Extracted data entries
....................

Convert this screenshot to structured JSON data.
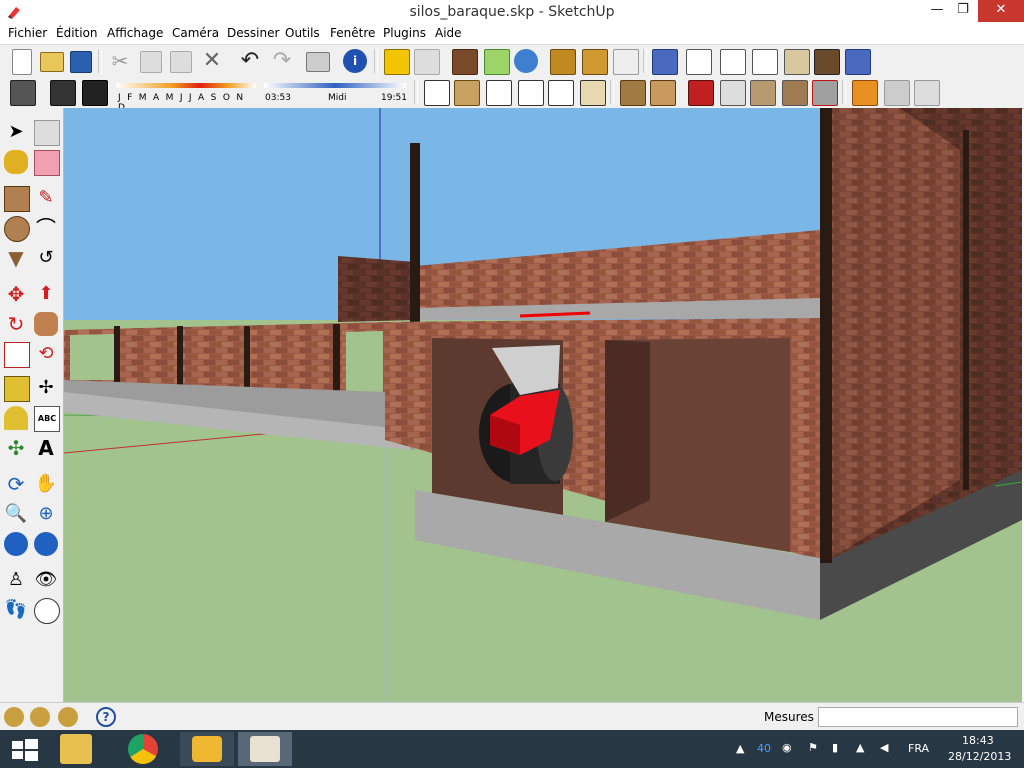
{
  "window": {
    "title": "silos_baraque.skp - SketchUp",
    "minimize": "—",
    "restore": "❐",
    "close": "✕"
  },
  "menu": [
    "Fichier",
    "Édition",
    "Affichage",
    "Caméra",
    "Dessiner",
    "Outils",
    "Fenêtre",
    "Plugins",
    "Aide"
  ],
  "shadows": {
    "months": "J F M A M J J A S O N D",
    "time_start": "03:53",
    "time_mid": "Midi",
    "time_end": "19:51"
  },
  "status": {
    "measure_label": "Mesures",
    "measure_value": ""
  },
  "taskbar": {
    "language": "FRA",
    "time": "18:43",
    "date": "28/12/2013"
  },
  "colors": {
    "sky": "#7ab6e6",
    "ground": "#a3c38e",
    "brick": "#9a5a45",
    "red_object": "#e8101a",
    "taskbar": "#283744"
  }
}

....................

Write the records out again in full, exactly, and skip every picture.

Convert this screenshot to structured JSON data.
{
  "window": {
    "title": "silos_baraque.skp - SketchUp",
    "minimize": "—",
    "restore": "❐",
    "close": "✕"
  },
  "menu": [
    "Fichier",
    "Édition",
    "Affichage",
    "Caméra",
    "Dessiner",
    "Outils",
    "Fenêtre",
    "Plugins",
    "Aide"
  ],
  "shadows": {
    "months": "J F M A M J J A S O N D",
    "time_start": "03:53",
    "time_mid": "Midi",
    "time_end": "19:51"
  },
  "status": {
    "measure_label": "Mesures",
    "measure_value": ""
  },
  "taskbar": {
    "language": "FRA",
    "time": "18:43",
    "date": "28/12/2013"
  },
  "colors": {
    "sky": "#7ab6e6",
    "ground": "#a3c38e",
    "brick": "#9a5a45",
    "red_object": "#e8101a",
    "taskbar": "#283744"
  }
}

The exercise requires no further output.